• _Reading passage_

Say I have a Hashtable<String, Object> with such keys and values:
apple => 1
orange => 2
mossberg => 3
I can use the standard get method to get 1 by "apple", but what I want is getting the same value (or a list of values) by a part of the key, for example "ppl". Of course it may yield several results, in this case I want to be able to process each key-value pair. So basically similar to the LIKE '%ppl%' SQL statement, but I don't want to use a (in-memory) database just because I don't want to add unnecessary complexity. What would you recommend?
Update:
Storing data in a Hashtable isn't a requirement. I'm seeking for a kind of a general approach to solve this.
The obvious brute-force approach would be to iterate through the keys in the map and match them against the char sequence. That could be fine for a small map, but of course it does not scale.
This could be improved by using a second map to cache search results. Whenever you collect a list of keys matching a given char sequence, you can store these in the second map so that next time the lookup is fast. Of course, if the original map is changed often, it may get complicated to update the cache. As always with caches, it works best if the map is read much more often than changed.
Alternatively, if you know the possible char sequences in advance, you could pre-generate the lists of matching strings and pre-fill your cache map.
Update: Hashtable is not recommended anyway - it is synchronized, thus much slower than it should be. You are better off using HashMap if no concurrency is involved, or ConcurrentHashMap otherwise. Latter outperforms a Hashtable by far.

• _To be done_
**1)** In the forum thread, which class is suggested in place of Hashtable when concurrency is involved?
**2)** Please reproduce the forum thread word for word, starting with "The obvious brute-force" and going on through "does not scale.".

Dataset items:
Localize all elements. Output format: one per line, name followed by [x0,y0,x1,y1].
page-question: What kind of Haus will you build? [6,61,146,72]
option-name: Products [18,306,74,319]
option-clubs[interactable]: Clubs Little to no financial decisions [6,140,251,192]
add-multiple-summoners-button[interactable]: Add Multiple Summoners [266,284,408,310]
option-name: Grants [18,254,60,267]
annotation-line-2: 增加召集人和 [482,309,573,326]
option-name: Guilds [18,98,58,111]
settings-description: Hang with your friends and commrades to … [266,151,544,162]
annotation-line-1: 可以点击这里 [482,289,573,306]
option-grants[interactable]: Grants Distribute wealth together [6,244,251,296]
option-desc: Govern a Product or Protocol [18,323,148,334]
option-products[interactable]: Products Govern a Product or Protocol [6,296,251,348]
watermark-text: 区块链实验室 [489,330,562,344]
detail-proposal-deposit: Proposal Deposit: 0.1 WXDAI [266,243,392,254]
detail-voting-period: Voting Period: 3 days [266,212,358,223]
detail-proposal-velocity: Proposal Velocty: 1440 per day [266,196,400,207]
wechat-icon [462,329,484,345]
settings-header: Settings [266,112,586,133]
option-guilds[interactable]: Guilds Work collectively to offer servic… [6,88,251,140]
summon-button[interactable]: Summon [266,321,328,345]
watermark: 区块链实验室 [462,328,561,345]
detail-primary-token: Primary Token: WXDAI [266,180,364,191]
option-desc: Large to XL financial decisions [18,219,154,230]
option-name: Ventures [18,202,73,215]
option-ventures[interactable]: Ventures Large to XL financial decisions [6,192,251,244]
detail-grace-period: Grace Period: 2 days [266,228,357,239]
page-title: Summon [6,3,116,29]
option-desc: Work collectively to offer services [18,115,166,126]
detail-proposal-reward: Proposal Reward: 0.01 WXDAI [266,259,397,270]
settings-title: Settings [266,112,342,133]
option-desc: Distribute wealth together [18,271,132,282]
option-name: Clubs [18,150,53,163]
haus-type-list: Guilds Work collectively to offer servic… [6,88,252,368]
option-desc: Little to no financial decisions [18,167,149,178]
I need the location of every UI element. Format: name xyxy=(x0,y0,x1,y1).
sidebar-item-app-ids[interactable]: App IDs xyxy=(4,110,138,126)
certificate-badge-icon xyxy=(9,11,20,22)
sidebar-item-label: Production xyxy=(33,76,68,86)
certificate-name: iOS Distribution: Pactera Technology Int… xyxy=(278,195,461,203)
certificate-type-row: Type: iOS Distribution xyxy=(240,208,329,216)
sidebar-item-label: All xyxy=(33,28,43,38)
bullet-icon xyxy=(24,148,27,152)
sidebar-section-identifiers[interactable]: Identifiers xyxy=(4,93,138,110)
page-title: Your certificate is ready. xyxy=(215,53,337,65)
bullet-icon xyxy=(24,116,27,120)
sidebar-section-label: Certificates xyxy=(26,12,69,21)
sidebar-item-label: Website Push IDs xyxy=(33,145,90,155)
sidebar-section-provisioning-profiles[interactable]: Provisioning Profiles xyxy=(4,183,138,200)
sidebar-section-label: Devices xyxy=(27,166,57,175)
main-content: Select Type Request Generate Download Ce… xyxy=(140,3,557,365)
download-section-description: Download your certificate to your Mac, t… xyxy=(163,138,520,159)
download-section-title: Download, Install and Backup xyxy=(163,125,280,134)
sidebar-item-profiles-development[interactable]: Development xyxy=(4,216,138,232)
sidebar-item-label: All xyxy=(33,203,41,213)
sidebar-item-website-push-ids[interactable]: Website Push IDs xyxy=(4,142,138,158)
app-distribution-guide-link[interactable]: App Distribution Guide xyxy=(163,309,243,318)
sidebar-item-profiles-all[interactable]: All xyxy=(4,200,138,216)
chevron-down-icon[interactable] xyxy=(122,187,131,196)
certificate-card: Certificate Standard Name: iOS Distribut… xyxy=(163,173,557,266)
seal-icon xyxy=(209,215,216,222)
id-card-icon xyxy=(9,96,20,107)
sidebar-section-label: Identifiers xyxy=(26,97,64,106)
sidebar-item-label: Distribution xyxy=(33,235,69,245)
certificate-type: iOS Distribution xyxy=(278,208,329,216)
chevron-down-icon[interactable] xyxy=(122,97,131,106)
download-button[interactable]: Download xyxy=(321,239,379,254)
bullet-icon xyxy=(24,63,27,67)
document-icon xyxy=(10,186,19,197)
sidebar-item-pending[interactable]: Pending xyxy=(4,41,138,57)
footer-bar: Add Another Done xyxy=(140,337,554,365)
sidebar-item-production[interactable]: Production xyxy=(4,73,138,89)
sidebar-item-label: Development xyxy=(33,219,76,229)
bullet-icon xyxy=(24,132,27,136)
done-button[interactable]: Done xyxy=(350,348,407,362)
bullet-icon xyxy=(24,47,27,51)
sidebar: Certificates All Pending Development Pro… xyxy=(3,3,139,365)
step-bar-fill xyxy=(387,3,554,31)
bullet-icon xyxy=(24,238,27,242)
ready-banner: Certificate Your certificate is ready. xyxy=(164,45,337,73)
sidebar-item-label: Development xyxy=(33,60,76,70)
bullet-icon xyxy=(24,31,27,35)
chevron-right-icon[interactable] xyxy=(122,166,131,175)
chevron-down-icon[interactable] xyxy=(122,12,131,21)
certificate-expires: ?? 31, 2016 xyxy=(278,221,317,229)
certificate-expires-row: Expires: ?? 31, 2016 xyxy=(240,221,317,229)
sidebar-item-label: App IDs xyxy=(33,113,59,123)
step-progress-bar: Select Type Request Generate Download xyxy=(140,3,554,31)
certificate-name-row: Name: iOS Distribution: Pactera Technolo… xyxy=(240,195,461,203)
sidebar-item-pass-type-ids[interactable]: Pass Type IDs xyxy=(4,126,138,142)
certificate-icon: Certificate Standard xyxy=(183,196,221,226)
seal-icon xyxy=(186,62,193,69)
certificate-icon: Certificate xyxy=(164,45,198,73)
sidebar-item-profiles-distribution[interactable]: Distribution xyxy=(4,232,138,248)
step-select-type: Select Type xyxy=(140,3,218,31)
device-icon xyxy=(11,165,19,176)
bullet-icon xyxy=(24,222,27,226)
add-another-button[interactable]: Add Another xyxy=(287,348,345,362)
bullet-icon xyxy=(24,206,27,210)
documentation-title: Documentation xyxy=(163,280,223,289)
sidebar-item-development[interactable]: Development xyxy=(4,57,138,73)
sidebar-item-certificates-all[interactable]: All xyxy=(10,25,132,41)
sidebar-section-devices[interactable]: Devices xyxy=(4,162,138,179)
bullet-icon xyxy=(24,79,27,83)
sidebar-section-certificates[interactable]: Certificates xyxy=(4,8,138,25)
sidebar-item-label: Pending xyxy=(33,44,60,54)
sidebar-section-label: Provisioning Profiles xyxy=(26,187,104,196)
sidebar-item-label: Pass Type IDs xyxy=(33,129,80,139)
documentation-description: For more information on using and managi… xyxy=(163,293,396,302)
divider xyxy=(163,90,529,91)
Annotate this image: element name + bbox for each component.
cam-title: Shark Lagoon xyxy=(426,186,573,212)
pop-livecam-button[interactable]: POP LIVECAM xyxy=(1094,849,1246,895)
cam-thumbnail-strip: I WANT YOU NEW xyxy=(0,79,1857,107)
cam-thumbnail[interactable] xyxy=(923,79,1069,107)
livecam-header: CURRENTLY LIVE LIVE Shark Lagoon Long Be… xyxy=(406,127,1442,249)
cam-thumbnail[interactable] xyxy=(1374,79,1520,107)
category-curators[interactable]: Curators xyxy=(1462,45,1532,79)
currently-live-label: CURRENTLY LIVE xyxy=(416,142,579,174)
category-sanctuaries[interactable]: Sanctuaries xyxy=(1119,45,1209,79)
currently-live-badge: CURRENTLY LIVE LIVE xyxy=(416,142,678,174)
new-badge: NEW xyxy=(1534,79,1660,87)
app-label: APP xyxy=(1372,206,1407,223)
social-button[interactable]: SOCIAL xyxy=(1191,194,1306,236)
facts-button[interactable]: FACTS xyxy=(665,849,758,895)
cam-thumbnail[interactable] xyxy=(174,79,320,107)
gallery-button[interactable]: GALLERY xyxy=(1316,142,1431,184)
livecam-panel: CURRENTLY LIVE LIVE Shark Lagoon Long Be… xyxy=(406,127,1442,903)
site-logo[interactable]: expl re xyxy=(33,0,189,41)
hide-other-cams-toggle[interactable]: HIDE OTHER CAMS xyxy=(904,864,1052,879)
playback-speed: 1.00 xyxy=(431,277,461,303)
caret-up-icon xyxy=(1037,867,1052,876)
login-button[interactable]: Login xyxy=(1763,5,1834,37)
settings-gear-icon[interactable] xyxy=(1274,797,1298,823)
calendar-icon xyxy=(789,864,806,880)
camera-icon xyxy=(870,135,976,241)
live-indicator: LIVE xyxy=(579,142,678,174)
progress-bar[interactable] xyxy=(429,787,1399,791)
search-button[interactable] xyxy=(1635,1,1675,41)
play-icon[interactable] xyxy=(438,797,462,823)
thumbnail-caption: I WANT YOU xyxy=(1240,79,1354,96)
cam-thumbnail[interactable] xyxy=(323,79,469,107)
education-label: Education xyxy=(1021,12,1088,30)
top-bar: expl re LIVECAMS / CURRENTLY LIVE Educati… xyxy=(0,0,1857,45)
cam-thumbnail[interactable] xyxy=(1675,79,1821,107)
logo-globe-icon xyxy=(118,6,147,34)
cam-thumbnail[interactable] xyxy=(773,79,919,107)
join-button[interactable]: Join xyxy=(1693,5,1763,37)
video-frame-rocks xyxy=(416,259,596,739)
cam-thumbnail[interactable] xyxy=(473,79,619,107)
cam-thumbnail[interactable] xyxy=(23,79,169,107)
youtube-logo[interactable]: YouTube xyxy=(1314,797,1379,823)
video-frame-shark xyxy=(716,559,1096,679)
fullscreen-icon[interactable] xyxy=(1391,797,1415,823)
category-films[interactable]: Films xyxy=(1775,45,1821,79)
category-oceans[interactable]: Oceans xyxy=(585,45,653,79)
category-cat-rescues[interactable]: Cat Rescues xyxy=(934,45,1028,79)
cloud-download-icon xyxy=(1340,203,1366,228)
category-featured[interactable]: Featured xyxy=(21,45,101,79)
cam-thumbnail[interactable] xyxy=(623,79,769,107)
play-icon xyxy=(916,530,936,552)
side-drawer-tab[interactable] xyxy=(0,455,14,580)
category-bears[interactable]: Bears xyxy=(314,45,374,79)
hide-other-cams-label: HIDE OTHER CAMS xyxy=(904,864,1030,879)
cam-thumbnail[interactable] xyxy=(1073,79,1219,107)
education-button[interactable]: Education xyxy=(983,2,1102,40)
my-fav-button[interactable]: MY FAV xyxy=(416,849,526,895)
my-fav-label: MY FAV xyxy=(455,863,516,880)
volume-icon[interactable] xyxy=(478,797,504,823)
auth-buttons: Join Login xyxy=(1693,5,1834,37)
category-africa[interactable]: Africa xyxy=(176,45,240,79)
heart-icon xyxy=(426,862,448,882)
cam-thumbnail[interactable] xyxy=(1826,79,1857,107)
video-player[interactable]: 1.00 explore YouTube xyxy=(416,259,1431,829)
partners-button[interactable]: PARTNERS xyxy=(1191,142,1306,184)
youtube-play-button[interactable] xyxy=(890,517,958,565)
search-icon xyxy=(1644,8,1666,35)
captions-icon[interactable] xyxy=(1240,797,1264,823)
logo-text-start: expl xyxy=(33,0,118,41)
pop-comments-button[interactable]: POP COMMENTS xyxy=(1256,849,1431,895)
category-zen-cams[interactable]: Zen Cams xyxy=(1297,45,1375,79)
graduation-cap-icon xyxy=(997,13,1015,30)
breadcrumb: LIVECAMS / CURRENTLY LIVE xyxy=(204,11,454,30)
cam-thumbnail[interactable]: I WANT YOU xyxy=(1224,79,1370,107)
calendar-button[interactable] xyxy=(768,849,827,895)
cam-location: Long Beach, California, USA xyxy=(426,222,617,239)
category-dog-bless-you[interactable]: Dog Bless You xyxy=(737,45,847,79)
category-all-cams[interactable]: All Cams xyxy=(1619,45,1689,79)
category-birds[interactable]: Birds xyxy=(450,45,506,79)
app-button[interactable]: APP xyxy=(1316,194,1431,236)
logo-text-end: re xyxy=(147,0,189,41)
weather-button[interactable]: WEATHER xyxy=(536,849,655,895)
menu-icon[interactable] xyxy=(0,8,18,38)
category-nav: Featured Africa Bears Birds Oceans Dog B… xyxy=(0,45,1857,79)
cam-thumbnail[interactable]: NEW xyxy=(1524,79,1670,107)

• _Solutions by task_
**1)** ConcurrentHashMap

**2)**
The obvious brute-force approach would be to iterate through the keys in the map and match them against the char sequence. That could be fine for a small map, but of course it does not scale.